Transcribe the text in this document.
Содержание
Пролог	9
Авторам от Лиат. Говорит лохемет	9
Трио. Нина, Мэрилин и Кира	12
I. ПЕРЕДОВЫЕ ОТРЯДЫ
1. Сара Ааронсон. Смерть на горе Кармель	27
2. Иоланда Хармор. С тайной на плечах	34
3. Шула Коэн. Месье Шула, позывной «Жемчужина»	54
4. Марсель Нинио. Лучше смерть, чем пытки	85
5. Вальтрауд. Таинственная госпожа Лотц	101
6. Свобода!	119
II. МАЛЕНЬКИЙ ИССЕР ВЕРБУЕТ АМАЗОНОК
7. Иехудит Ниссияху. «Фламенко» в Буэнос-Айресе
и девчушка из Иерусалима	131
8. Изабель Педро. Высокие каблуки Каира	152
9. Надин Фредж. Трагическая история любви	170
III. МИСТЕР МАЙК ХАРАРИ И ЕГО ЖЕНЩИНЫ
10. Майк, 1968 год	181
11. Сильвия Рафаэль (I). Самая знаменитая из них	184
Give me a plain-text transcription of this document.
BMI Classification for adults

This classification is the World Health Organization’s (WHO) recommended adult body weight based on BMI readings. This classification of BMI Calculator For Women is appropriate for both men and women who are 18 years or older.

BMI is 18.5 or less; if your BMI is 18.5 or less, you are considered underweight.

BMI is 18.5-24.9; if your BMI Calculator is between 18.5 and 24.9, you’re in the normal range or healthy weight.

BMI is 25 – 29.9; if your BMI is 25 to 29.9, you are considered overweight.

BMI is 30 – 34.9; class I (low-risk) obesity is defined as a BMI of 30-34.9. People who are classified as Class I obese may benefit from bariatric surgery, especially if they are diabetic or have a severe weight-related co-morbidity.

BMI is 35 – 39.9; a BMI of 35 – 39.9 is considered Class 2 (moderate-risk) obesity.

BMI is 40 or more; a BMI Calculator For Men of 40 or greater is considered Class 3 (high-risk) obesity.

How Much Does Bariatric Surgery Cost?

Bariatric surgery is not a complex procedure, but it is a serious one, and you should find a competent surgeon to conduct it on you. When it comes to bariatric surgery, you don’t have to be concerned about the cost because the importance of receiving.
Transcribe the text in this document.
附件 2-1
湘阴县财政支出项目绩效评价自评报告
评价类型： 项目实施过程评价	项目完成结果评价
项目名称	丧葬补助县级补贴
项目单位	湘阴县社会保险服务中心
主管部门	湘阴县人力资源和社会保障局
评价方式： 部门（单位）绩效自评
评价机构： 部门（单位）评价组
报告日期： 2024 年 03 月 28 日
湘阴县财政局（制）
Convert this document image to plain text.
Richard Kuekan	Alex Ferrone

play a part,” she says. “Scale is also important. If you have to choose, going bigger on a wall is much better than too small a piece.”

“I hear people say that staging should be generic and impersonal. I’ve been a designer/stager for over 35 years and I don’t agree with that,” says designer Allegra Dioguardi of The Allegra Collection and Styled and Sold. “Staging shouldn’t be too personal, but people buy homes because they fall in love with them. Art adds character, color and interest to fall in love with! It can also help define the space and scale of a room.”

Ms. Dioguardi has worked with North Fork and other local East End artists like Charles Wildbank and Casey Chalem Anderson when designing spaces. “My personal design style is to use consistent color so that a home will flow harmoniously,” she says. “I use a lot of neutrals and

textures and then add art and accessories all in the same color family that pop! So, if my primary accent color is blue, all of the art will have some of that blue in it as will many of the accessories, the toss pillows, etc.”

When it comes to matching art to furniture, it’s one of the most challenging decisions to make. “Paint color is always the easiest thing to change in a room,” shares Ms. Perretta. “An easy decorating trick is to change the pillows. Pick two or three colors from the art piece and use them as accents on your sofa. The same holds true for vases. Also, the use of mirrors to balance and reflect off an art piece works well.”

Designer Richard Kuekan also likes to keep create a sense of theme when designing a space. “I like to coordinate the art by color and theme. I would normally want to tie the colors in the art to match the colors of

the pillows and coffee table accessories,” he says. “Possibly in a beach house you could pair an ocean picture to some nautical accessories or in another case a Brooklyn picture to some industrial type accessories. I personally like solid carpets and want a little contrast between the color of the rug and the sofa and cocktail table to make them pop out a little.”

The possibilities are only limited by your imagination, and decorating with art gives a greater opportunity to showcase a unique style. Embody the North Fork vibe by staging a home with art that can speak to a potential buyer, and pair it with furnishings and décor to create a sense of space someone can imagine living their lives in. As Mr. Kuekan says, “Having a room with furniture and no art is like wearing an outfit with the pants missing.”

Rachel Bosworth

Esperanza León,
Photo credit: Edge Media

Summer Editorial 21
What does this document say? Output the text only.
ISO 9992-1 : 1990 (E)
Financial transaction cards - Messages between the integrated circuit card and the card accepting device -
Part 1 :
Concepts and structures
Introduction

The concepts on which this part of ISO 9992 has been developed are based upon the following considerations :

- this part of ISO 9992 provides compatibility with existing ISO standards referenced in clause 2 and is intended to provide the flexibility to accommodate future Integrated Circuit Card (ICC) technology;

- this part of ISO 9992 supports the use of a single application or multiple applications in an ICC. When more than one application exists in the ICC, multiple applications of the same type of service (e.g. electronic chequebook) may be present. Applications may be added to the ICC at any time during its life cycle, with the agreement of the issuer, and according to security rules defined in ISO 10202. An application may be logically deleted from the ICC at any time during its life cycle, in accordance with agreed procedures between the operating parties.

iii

----------

## [REQUIRED WORK]
Pick out the lines that contain "because" and copy them.

## [SOLUTION BELOW]
Bariatric surgery is not a complex procedure, but it is a serious one, and you should find a competent surgeon to conduct it on you. When it comes to bariatric surgery, you don’t have to be concerned about the cost because the importance of receiving.
“I hear people say that staging should be generic and impersonal. I’ve been a designer/stager for over 35 years and I don’t agree with that,” says designer Allegra Dioguardi of The Allegra Collection and Styled and Sold. “Staging shouldn’t be too personal, but people buy homes because they fall in love with them. Art adds character, color and interest to fall in love with! It can also help define the space and scale of a room.”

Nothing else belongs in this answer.